• _TASK BRIEF_: Copy, from the entries below, each line in which the string "Native" appears.

• _Extracts from a graphics dataset_:
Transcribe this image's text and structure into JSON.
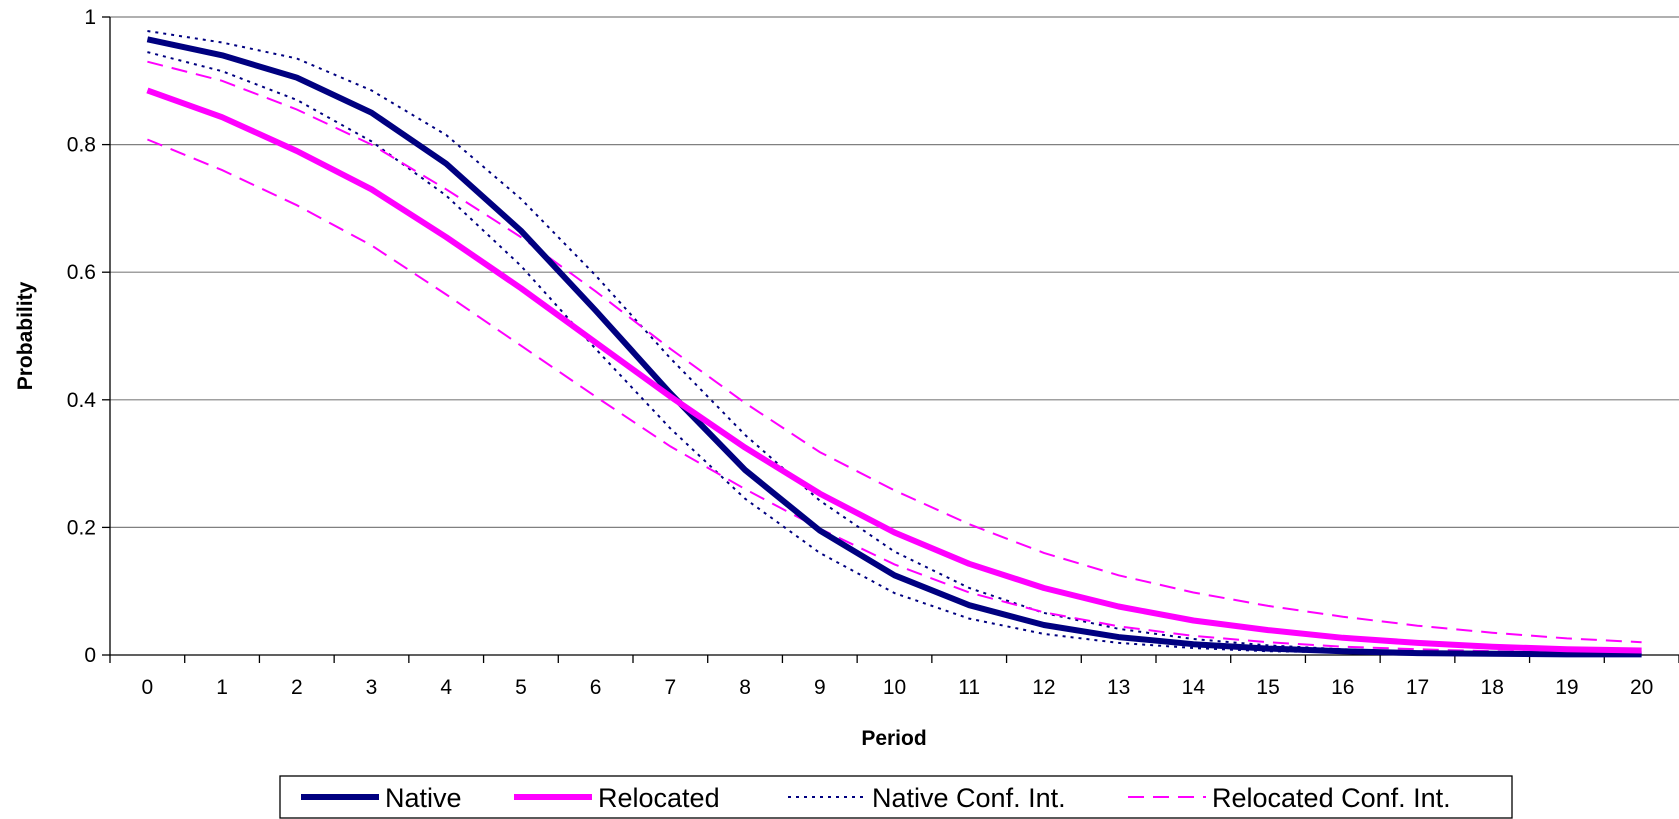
{
  "chart_data": {
    "type": "line",
    "title": "",
    "xlabel": "Period",
    "ylabel": "Probability",
    "x": [
      0,
      1,
      2,
      3,
      4,
      5,
      6,
      7,
      8,
      9,
      10,
      11,
      12,
      13,
      14,
      15,
      16,
      17,
      18,
      19,
      20
    ],
    "x_tick_labels": [
      "0",
      "1",
      "2",
      "3",
      "4",
      "5",
      "6",
      "7",
      "8",
      "9",
      "10",
      "11",
      "12",
      "13",
      "14",
      "15",
      "16",
      "17",
      "18",
      "19",
      "20"
    ],
    "xlim": [
      -0.5,
      20.5
    ],
    "ylim": [
      0,
      1
    ],
    "y_ticks": [
      0,
      0.2,
      0.4,
      0.6,
      0.8,
      1
    ],
    "y_tick_labels": [
      "0",
      "0.2",
      "0.4",
      "0.6",
      "0.8",
      "1"
    ],
    "grid": "horizontal",
    "legend_position": "bottom",
    "series": [
      {
        "name": "Native",
        "legend": "Native",
        "style": "solid-thick",
        "color": "#000080",
        "values": [
          0.965,
          0.94,
          0.905,
          0.85,
          0.77,
          0.665,
          0.54,
          0.41,
          0.29,
          0.195,
          0.125,
          0.078,
          0.047,
          0.028,
          0.017,
          0.01,
          0.006,
          0.003,
          0.002,
          0.001,
          0.001
        ]
      },
      {
        "name": "Relocated",
        "legend": "Relocated",
        "style": "solid-thick",
        "color": "#ff00ff",
        "values": [
          0.885,
          0.843,
          0.79,
          0.73,
          0.655,
          0.575,
          0.49,
          0.405,
          0.325,
          0.253,
          0.192,
          0.143,
          0.105,
          0.076,
          0.054,
          0.039,
          0.027,
          0.019,
          0.013,
          0.009,
          0.007
        ]
      },
      {
        "name": "Native Conf. Int. upper",
        "legend": "Native Conf. Int.",
        "style": "dotted",
        "color": "#000080",
        "values": [
          0.978,
          0.96,
          0.935,
          0.885,
          0.815,
          0.715,
          0.595,
          0.465,
          0.345,
          0.242,
          0.162,
          0.105,
          0.066,
          0.041,
          0.025,
          0.015,
          0.009,
          0.005,
          0.003,
          0.002,
          0.001
        ]
      },
      {
        "name": "Native Conf. Int. lower",
        "legend": "",
        "style": "dotted",
        "color": "#000080",
        "values": [
          0.945,
          0.915,
          0.87,
          0.805,
          0.72,
          0.61,
          0.48,
          0.355,
          0.245,
          0.16,
          0.097,
          0.057,
          0.033,
          0.019,
          0.011,
          0.006,
          0.004,
          0.002,
          0.001,
          0.001,
          0.0005
        ]
      },
      {
        "name": "Relocated Conf. Int. upper",
        "legend": "Relocated Conf. Int.",
        "style": "dashed",
        "color": "#ff00ff",
        "values": [
          0.93,
          0.9,
          0.855,
          0.8,
          0.73,
          0.655,
          0.57,
          0.48,
          0.395,
          0.318,
          0.258,
          0.205,
          0.16,
          0.125,
          0.098,
          0.077,
          0.06,
          0.046,
          0.035,
          0.026,
          0.02
        ]
      },
      {
        "name": "Relocated Conf. Int. lower",
        "legend": "",
        "style": "dashed",
        "color": "#ff00ff",
        "values": [
          0.808,
          0.76,
          0.705,
          0.642,
          0.565,
          0.485,
          0.405,
          0.327,
          0.26,
          0.198,
          0.142,
          0.098,
          0.067,
          0.045,
          0.03,
          0.02,
          0.013,
          0.009,
          0.006,
          0.004,
          0.003
        ]
      }
    ]
  },
  "legend": {
    "items": [
      {
        "label": "Native",
        "color": "#000080",
        "style": "solid-thick"
      },
      {
        "label": "Relocated",
        "color": "#ff00ff",
        "style": "solid-thick"
      },
      {
        "label": "Native Conf. Int.",
        "color": "#000080",
        "style": "dotted"
      },
      {
        "label": "Relocated Conf. Int.",
        "color": "#ff00ff",
        "style": "dashed"
      }
    ]
  }
}
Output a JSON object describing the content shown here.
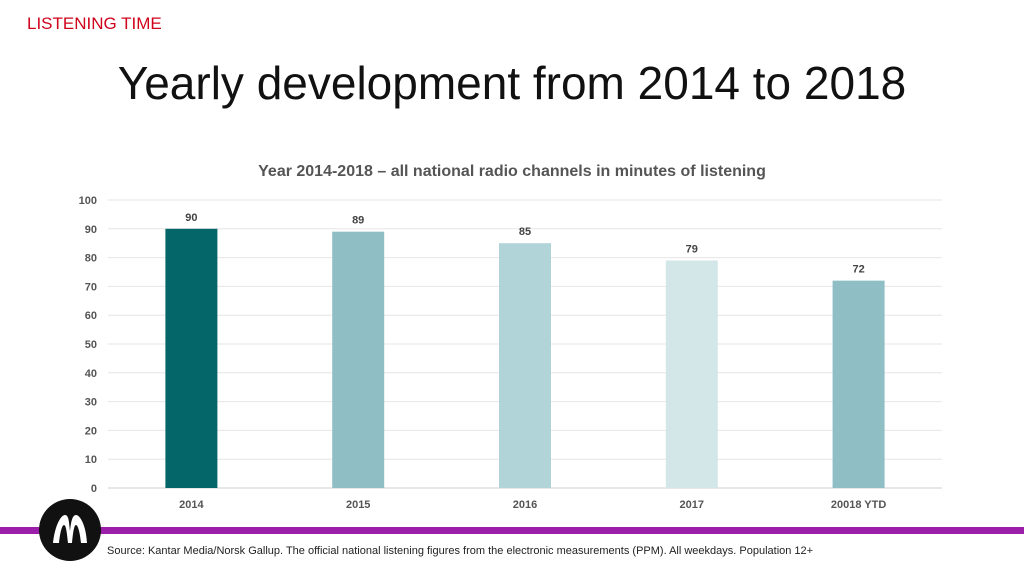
{
  "header": {
    "section_label": "LISTENING TIME",
    "title": "Yearly development from 2014 to 2018"
  },
  "chart_data": {
    "type": "bar",
    "title": "Year 2014-2018 – all national radio channels in minutes of listening",
    "categories": [
      "2014",
      "2015",
      "2016",
      "2017",
      "20018 YTD"
    ],
    "values": [
      90,
      89,
      85,
      79,
      72
    ],
    "colors": [
      "#05666a",
      "#8fbec4",
      "#b1d4d8",
      "#d3e7e8",
      "#8fbec4"
    ],
    "ylim": [
      0,
      100
    ],
    "yticks": [
      0,
      10,
      20,
      30,
      40,
      50,
      60,
      70,
      80,
      90,
      100
    ],
    "grid": true,
    "xlabel": "",
    "ylabel": ""
  },
  "footer": {
    "source": "Source: Kantar Media/Norsk Gallup. The official national listening figures from the electronic measurements (PPM). All weekdays. Population 12+",
    "logo_icon": "kantar-logo-icon",
    "accent_color": "#9b1fa8"
  }
}
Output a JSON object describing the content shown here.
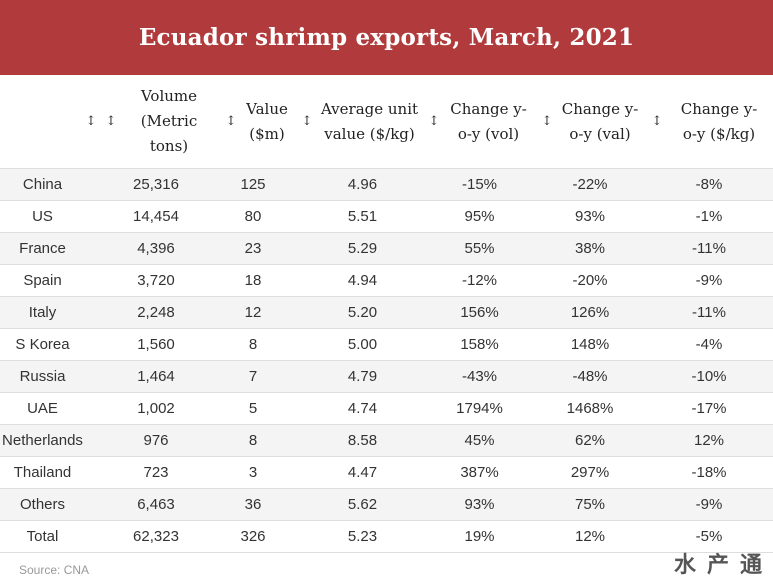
{
  "title": "Ecuador shrimp exports, March, 2021",
  "sort_icon": "sort-updown-icon",
  "chart_data": {
    "type": "table",
    "columns": [
      {
        "key": "country",
        "label": ""
      },
      {
        "key": "volume",
        "label": "Volume (Metric tons)"
      },
      {
        "key": "value",
        "label": "Value ($m)"
      },
      {
        "key": "unit",
        "label": "Average unit value ($/kg)"
      },
      {
        "key": "chg_vol",
        "label": "Change y-o-y (vol)"
      },
      {
        "key": "chg_val",
        "label": "Change y-o-y (val)"
      },
      {
        "key": "chg_kg",
        "label": "Change y-o-y ($/kg)"
      }
    ],
    "rows": [
      [
        "China",
        "25,316",
        "125",
        "4.96",
        "-15%",
        "-22%",
        "-8%"
      ],
      [
        "US",
        "14,454",
        "80",
        "5.51",
        "95%",
        "93%",
        "-1%"
      ],
      [
        "France",
        "4,396",
        "23",
        "5.29",
        "55%",
        "38%",
        "-11%"
      ],
      [
        "Spain",
        "3,720",
        "18",
        "4.94",
        "-12%",
        "-20%",
        "-9%"
      ],
      [
        "Italy",
        "2,248",
        "12",
        "5.20",
        "156%",
        "126%",
        "-11%"
      ],
      [
        "S Korea",
        "1,560",
        "8",
        "5.00",
        "158%",
        "148%",
        "-4%"
      ],
      [
        "Russia",
        "1,464",
        "7",
        "4.79",
        "-43%",
        "-48%",
        "-10%"
      ],
      [
        "UAE",
        "1,002",
        "5",
        "4.74",
        "1794%",
        "1468%",
        "-17%"
      ],
      [
        "Netherlands",
        "976",
        "8",
        "8.58",
        "45%",
        "62%",
        "12%"
      ],
      [
        "Thailand",
        "723",
        "3",
        "4.47",
        "387%",
        "297%",
        "-18%"
      ],
      [
        "Others",
        "6,463",
        "36",
        "5.62",
        "93%",
        "75%",
        "-9%"
      ],
      [
        "Total",
        "62,323",
        "326",
        "5.23",
        "19%",
        "12%",
        "-5%"
      ]
    ]
  },
  "source": "Source: CNA",
  "watermark": "水产通",
  "colors": {
    "header_bg": "#b13b3c",
    "stripe": "#f4f4f4",
    "border": "#dddddd"
  }
}
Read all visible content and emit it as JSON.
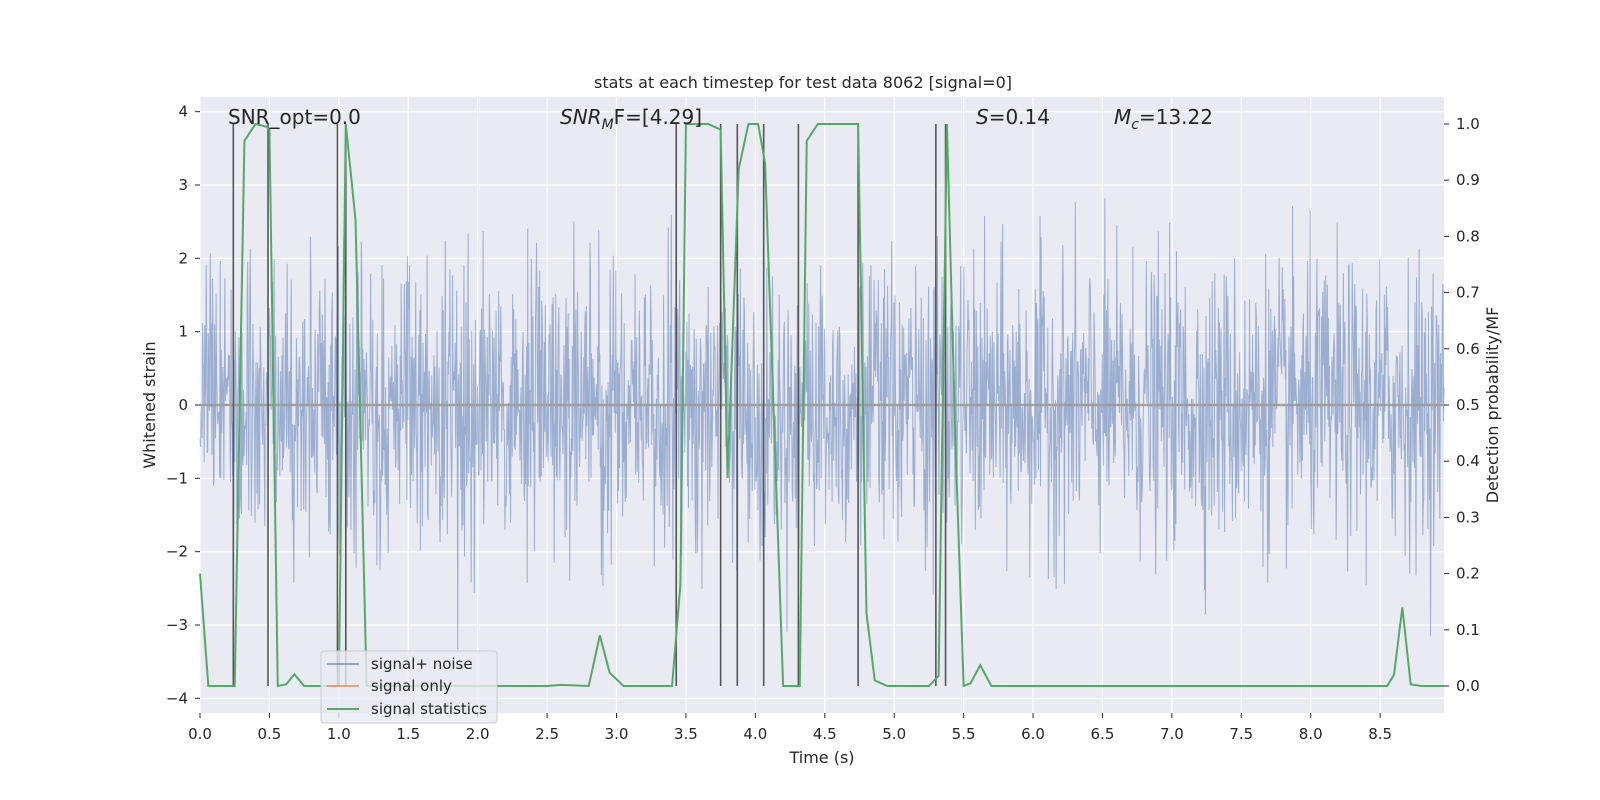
{
  "chart_data": {
    "type": "line",
    "title": "stats at each timestep for test data 8062 [signal=0]",
    "xlabel": "Time (s)",
    "ylabel": "Whitened strain",
    "ylabel_right": "Detection probability/MF",
    "xlim": [
      0,
      8.96
    ],
    "ylim": [
      -4.2,
      4.2
    ],
    "ylim_right": [
      -0.048,
      1.048
    ],
    "x_ticks": [
      0.0,
      0.5,
      1.0,
      1.5,
      2.0,
      2.5,
      3.0,
      3.5,
      4.0,
      4.5,
      5.0,
      5.5,
      6.0,
      6.5,
      7.0,
      7.5,
      8.0,
      8.5
    ],
    "x_tick_labels": [
      "0.0",
      "0.5",
      "1.0",
      "1.5",
      "2.0",
      "2.5",
      "3.0",
      "3.5",
      "4.0",
      "4.5",
      "5.0",
      "5.5",
      "6.0",
      "6.5",
      "7.0",
      "7.5",
      "8.0",
      "8.5"
    ],
    "y_ticks": [
      4,
      3,
      2,
      1,
      0,
      -1,
      -2,
      -3,
      -4
    ],
    "y_tick_labels": [
      "4",
      "3",
      "2",
      "1",
      "0",
      "−1",
      "−2",
      "−3",
      "−4"
    ],
    "y_right_ticks": [
      1.0,
      0.9,
      0.8,
      0.7,
      0.6,
      0.5,
      0.4,
      0.3,
      0.2,
      0.1,
      0.0
    ],
    "y_right_tick_labels": [
      "1.0",
      "0.9",
      "0.8",
      "0.7",
      "0.6",
      "0.5",
      "0.4",
      "0.3",
      "0.2",
      "0.1",
      "0.0"
    ],
    "grid": true,
    "annotations": [
      {
        "label": "SNR_opt=0.0",
        "x": 0.2
      },
      {
        "label": "SNR_MF=[4.29]",
        "x": 2.6
      },
      {
        "label": "S=0.14",
        "x": 5.6
      },
      {
        "label": "M_c=13.22",
        "x": 6.6
      }
    ],
    "annotation_text": {
      "snr_opt": "SNR_opt=0.0",
      "snr_mf_main": "SNR",
      "snr_mf_sub": "M",
      "snr_mf_rest": "F=[4.29]",
      "s_main": "S",
      "s_rest": "=0.14",
      "mc_main": "M",
      "mc_sub": "c",
      "mc_rest": "=13.22"
    },
    "legend": {
      "position": "lower-left",
      "entries": [
        "signal+ noise",
        "signal only",
        "signal statistics"
      ]
    },
    "series_colors": {
      "signal_noise": "#4c72b0",
      "signal_only": "#dd8452",
      "signal_statistics": "#55a868",
      "trigger_lines": "#555555"
    },
    "series": [
      {
        "name": "signal+ noise",
        "axis": "left",
        "description": "whitened strain noise, approx Gaussian, amplitude within about -3.6..3.9",
        "envelope": {
          "x": [
            0,
            8.96
          ],
          "upper_typical": 2.0,
          "lower_typical": -2.0
        }
      },
      {
        "name": "signal only",
        "axis": "left",
        "x": [
          0.0,
          8.96
        ],
        "y": [
          0.0,
          0.0
        ]
      },
      {
        "name": "signal statistics",
        "axis": "right",
        "x": [
          0.0,
          0.06,
          0.25,
          0.32,
          0.4,
          0.48,
          0.5,
          0.56,
          0.62,
          0.68,
          0.75,
          0.8,
          0.9,
          1.0,
          1.05,
          1.12,
          1.2,
          1.3,
          1.5,
          2.0,
          2.5,
          2.6,
          2.8,
          2.88,
          2.95,
          3.05,
          3.4,
          3.46,
          3.5,
          3.66,
          3.75,
          3.8,
          3.88,
          3.95,
          4.02,
          4.07,
          4.2,
          4.32,
          4.37,
          4.45,
          4.74,
          4.8,
          4.86,
          4.95,
          5.05,
          5.25,
          5.32,
          5.38,
          5.44,
          5.5,
          5.55,
          5.62,
          5.7,
          6.0,
          8.45,
          8.55,
          8.6,
          8.66,
          8.72,
          8.8,
          8.96
        ],
        "y": [
          0.2,
          0.0,
          0.0,
          0.97,
          1.0,
          0.995,
          0.99,
          0.0,
          0.003,
          0.021,
          0.0,
          0.0,
          0.0,
          0.0,
          1.0,
          0.83,
          0.0,
          0.0,
          0.0,
          0.0,
          0.0,
          0.002,
          0.0,
          0.09,
          0.024,
          0.0,
          0.0,
          0.18,
          1.0,
          1.0,
          0.99,
          0.37,
          0.92,
          1.0,
          1.0,
          0.93,
          0.0,
          0.0,
          0.97,
          1.0,
          1.0,
          0.13,
          0.01,
          0.0,
          0.0,
          0.0,
          0.018,
          1.0,
          0.44,
          0.0,
          0.005,
          0.037,
          0.0,
          0.0,
          0.0,
          0.0,
          0.02,
          0.14,
          0.003,
          0.0,
          0.0
        ]
      }
    ],
    "trigger_times": [
      0.24,
      0.49,
      0.99,
      1.05,
      3.43,
      3.75,
      3.87,
      4.06,
      4.31,
      4.74,
      5.3,
      5.37
    ]
  }
}
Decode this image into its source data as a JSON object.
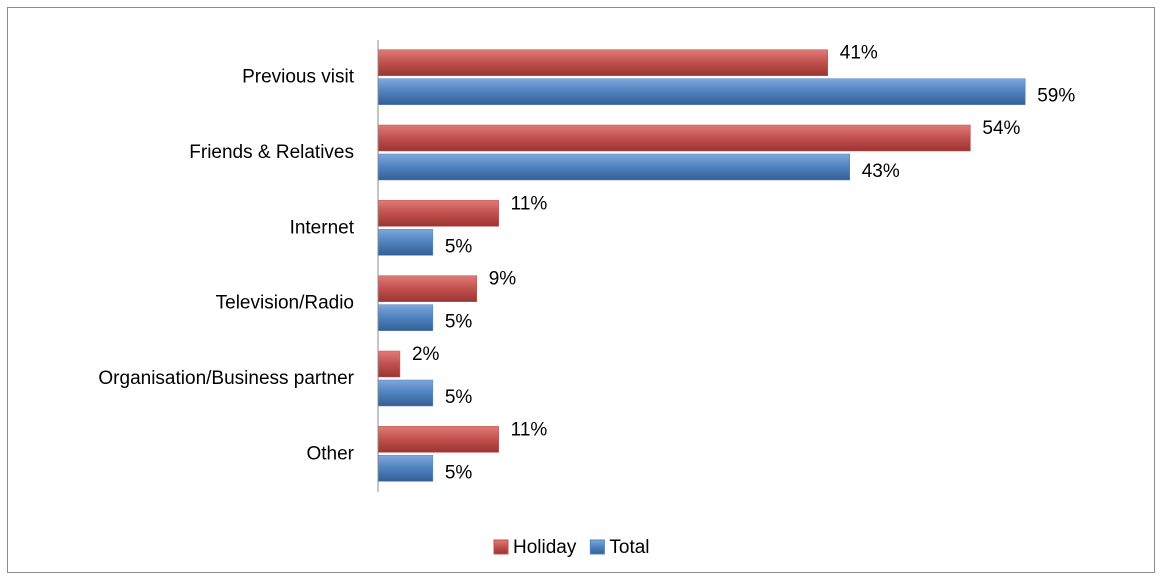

• _EXERCISE OUTPUT_:
        "name": "Native",
        "legend": "Native",
        "name": "Native Conf. Int. upper",
        "legend": "Native Conf. Int.",
        "name": "Native Conf. Int. lower",
        "label": "Native",
        "label": "Native Conf. Int.",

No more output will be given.